Bu kararın alınmasında Sarkozy Fransa'sının birinci derecede sorumlu olduğu malum. Almanya gibi, Türkiye'nin üyeliğine karşı olan başka ülkelerin Fransızların yanında yer almasına şaşılmaz; ama Ankara'ya destek veren başta İngiltere olmak üzere diğer üyelerin -başka konuları da içeren bir "al-ver" pazarlığı sonunda- Sarkozy'nin istediğini yerine getirmesi kaygı vericidir.
Bu durumda, AB'ye karşı topyekûn bir tavır mı alınmalıdır? Bütün mesele bu tavrın neleri içereceğidir. Bu tavrın, Türkiye'ye arka çıkan (ve sayısı az olmayan) ülkeleri de bizden uzaklaştırmaması önemlidir. İşte asıl zorluk (veya Ankara'nın karşılaştığı açmaz da) budur.
Akla gelen seçeneklerden biri de, AB ile müzakerelere bir "ara" vermektir. Böyle bir "time-out" ne sonuç verir? Bunun süresi ne olur? Sürenin sonunda ilişkiler büsbütün donmaz mı? Bu olasılıkları da ciddi olarak düşünmek lazım.

● **Alıntılanan veriler**:
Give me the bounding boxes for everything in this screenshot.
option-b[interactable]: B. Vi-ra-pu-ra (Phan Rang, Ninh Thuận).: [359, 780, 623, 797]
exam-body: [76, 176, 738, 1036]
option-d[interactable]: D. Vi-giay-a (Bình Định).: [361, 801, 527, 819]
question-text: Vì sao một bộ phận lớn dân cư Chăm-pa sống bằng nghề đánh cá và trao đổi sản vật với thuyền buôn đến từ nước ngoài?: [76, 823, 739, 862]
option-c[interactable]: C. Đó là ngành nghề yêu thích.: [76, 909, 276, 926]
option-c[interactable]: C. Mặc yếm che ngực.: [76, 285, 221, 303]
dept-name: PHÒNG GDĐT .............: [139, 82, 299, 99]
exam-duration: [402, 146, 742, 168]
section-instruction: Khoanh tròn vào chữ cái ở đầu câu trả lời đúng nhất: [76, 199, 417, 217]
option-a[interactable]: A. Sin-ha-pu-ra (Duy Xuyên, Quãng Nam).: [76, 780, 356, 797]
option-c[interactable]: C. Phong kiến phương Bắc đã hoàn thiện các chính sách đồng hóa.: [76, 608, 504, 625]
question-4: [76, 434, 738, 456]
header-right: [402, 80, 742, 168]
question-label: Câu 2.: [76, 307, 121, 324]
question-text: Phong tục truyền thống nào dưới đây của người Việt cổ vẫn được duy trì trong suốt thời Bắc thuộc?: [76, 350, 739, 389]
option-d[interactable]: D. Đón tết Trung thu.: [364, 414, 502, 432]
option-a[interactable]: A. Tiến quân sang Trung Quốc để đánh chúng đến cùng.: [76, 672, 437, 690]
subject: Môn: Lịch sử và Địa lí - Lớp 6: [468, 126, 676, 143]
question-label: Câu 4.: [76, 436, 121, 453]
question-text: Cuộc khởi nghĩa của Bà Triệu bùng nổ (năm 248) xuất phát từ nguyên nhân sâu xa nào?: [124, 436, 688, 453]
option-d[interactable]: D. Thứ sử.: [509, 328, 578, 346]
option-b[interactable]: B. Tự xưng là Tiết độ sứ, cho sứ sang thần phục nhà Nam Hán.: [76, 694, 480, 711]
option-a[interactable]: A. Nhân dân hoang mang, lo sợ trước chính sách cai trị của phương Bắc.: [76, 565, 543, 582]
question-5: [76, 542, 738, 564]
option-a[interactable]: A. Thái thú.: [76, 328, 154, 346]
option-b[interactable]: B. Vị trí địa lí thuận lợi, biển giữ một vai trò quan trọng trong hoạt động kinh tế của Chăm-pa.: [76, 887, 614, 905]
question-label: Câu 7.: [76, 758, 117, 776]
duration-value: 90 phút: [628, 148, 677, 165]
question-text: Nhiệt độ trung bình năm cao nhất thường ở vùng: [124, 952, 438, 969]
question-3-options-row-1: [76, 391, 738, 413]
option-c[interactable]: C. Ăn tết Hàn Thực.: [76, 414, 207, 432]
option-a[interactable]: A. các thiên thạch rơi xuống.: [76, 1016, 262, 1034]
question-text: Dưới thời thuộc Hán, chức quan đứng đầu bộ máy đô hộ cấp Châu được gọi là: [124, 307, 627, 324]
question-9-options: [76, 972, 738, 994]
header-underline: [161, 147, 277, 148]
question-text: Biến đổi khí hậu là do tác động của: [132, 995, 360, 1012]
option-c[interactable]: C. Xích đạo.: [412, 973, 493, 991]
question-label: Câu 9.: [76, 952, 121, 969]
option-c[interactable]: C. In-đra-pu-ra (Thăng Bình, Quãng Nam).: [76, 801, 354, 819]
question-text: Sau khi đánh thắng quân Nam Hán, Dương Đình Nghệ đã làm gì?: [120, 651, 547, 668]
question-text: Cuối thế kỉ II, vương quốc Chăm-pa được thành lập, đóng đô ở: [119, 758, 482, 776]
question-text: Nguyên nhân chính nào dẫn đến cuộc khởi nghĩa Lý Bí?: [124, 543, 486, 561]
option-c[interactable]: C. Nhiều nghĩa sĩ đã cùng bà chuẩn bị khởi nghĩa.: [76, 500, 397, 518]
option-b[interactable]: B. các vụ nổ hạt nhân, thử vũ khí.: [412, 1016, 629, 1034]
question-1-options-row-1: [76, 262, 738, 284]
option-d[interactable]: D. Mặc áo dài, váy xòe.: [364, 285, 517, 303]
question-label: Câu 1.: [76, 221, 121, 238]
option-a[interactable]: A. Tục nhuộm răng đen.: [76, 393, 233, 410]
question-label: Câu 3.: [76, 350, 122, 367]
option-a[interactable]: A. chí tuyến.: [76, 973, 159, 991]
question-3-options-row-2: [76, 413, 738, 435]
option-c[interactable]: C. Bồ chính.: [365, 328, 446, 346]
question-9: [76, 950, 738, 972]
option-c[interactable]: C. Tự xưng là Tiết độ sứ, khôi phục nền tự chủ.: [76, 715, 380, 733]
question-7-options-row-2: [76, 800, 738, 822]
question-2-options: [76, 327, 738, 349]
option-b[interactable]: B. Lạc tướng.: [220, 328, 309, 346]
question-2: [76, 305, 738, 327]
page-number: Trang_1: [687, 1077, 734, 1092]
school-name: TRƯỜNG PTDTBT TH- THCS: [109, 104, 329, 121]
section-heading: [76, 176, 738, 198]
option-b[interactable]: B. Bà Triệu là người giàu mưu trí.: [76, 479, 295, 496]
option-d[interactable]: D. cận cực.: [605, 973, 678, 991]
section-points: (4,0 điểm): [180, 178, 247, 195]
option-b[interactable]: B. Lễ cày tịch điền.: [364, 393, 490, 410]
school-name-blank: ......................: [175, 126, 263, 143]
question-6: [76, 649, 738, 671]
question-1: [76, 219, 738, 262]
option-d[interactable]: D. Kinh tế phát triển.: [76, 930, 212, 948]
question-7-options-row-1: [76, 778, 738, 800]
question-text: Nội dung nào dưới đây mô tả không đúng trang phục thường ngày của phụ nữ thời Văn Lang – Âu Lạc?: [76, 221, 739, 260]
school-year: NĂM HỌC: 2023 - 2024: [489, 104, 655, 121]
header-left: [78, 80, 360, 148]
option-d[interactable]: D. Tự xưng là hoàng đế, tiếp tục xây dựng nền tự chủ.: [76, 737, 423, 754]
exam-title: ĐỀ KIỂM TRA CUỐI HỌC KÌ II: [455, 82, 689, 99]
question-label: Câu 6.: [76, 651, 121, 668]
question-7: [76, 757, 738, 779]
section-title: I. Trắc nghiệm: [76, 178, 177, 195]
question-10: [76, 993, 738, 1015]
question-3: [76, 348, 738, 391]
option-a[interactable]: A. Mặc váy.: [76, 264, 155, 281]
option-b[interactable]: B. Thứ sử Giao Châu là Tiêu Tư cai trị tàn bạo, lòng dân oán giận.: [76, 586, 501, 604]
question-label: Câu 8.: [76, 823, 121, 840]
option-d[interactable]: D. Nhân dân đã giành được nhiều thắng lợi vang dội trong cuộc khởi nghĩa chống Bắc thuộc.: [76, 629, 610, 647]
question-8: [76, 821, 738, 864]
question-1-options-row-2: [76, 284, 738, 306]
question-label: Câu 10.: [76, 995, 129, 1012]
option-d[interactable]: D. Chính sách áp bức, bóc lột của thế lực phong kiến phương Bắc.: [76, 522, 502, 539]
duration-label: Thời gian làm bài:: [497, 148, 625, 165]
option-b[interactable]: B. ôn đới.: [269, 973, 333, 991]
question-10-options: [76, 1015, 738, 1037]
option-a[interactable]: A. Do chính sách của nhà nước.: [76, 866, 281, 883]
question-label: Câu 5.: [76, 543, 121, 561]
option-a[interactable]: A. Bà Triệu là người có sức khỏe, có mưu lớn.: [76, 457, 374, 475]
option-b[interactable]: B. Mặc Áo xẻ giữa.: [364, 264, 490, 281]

● **Alıştırma yönergesi**: Kaynak metinde "Akla gelen seçeneklerden" sözleriyle başlayıp "olarak düşünmek lazım." sözleriyle biten bölümü hiçbir değişiklik yapmadan kopyalayın.

● **Sonuç**:
Akla gelen seçeneklerden biri de, AB ile müzakerelere bir "ara" vermektir. Böyle bir "time-out" ne sonuç verir? Bunun süresi ne olur? Sürenin sonunda ilişkiler büsbütün donmaz mı? Bu olasılıkları da ciddi olarak düşünmek lazım.